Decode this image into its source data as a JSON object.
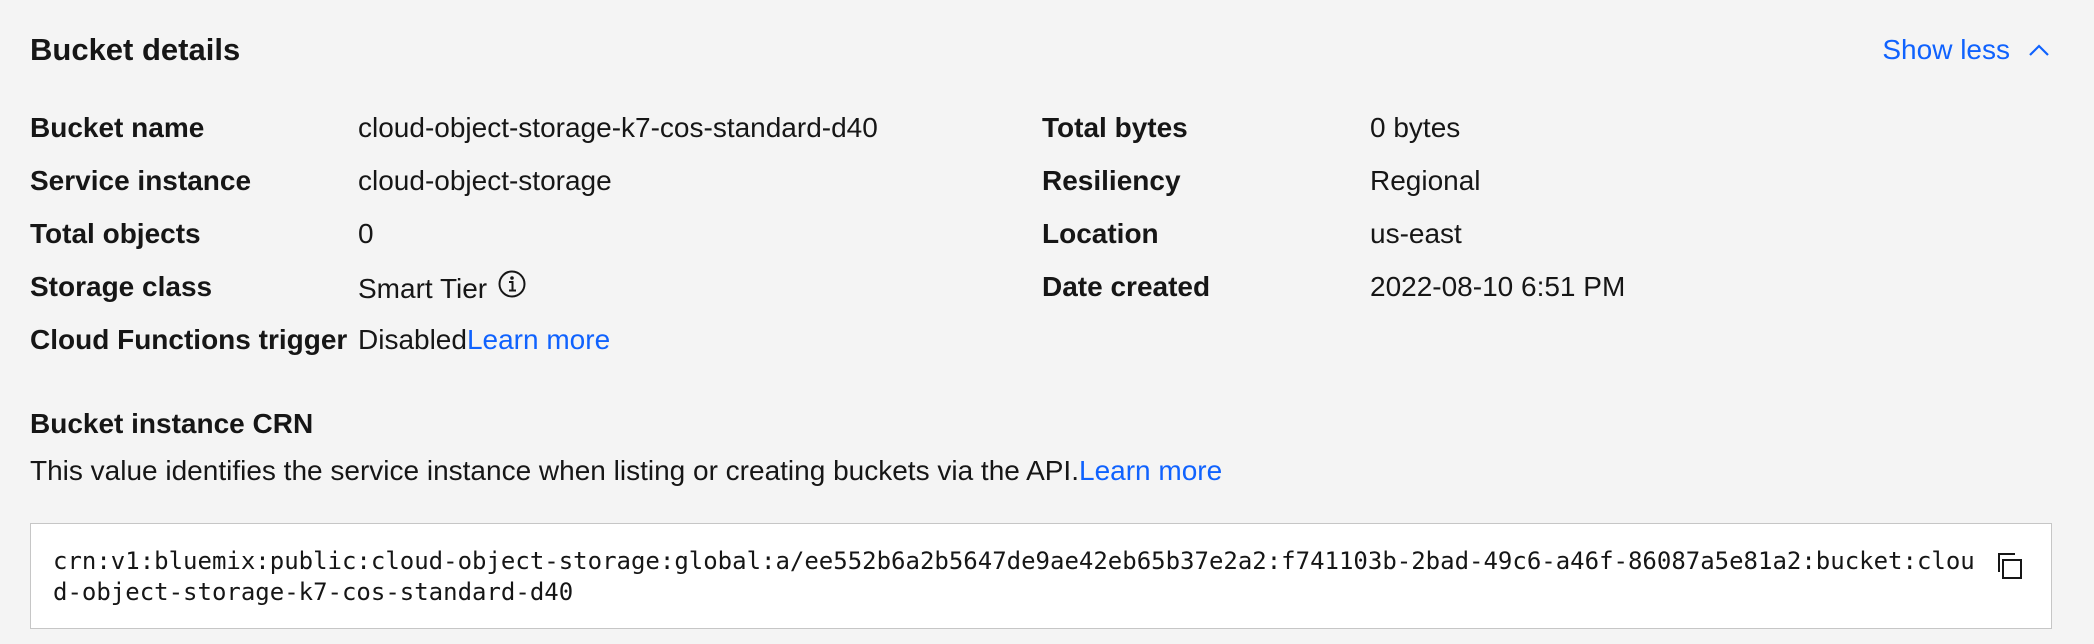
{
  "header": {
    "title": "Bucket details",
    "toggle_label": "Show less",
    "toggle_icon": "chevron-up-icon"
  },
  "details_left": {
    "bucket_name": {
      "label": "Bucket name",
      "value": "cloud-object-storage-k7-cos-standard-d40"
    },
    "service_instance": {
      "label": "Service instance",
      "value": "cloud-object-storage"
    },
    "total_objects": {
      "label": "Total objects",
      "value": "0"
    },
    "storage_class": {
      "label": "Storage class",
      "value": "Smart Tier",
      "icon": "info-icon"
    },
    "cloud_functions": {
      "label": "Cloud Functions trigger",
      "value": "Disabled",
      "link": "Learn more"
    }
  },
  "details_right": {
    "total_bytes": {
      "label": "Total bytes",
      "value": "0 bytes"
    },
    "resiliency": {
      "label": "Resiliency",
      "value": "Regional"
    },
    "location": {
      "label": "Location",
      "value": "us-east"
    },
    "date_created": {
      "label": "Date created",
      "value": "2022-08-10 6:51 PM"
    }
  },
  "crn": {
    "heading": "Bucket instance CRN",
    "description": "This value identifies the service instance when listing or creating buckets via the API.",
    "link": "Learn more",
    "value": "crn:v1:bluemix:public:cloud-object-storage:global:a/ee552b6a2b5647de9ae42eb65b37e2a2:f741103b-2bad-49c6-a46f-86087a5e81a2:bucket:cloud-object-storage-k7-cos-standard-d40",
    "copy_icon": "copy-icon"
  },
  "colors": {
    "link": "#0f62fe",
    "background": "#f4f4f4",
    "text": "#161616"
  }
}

------

__Task to complete__
Write the lines above out again exactly, without any of their pictures.

__Reply to the exercise__
Decode this image into its source data as a JSON object.
{
  "header": {
    "title": "Bucket details",
    "toggle_label": "Show less",
    "toggle_icon": "chevron-up-icon"
  },
  "details_left": {
    "bucket_name": {
      "label": "Bucket name",
      "value": "cloud-object-storage-k7-cos-standard-d40"
    },
    "service_instance": {
      "label": "Service instance",
      "value": "cloud-object-storage"
    },
    "total_objects": {
      "label": "Total objects",
      "value": "0"
    },
    "storage_class": {
      "label": "Storage class",
      "value": "Smart Tier",
      "icon": "info-icon"
    },
    "cloud_functions": {
      "label": "Cloud Functions trigger",
      "value": "Disabled",
      "link": "Learn more"
    }
  },
  "details_right": {
    "total_bytes": {
      "label": "Total bytes",
      "value": "0 bytes"
    },
    "resiliency": {
      "label": "Resiliency",
      "value": "Regional"
    },
    "location": {
      "label": "Location",
      "value": "us-east"
    },
    "date_created": {
      "label": "Date created",
      "value": "2022-08-10 6:51 PM"
    }
  },
  "crn": {
    "heading": "Bucket instance CRN",
    "description": "This value identifies the service instance when listing or creating buckets via the API.",
    "link": "Learn more",
    "value": "crn:v1:bluemix:public:cloud-object-storage:global:a/ee552b6a2b5647de9ae42eb65b37e2a2:f741103b-2bad-49c6-a46f-86087a5e81a2:bucket:cloud-object-storage-k7-cos-standard-d40",
    "copy_icon": "copy-icon"
  },
  "colors": {
    "link": "#0f62fe",
    "background": "#f4f4f4",
    "text": "#161616"
  }
}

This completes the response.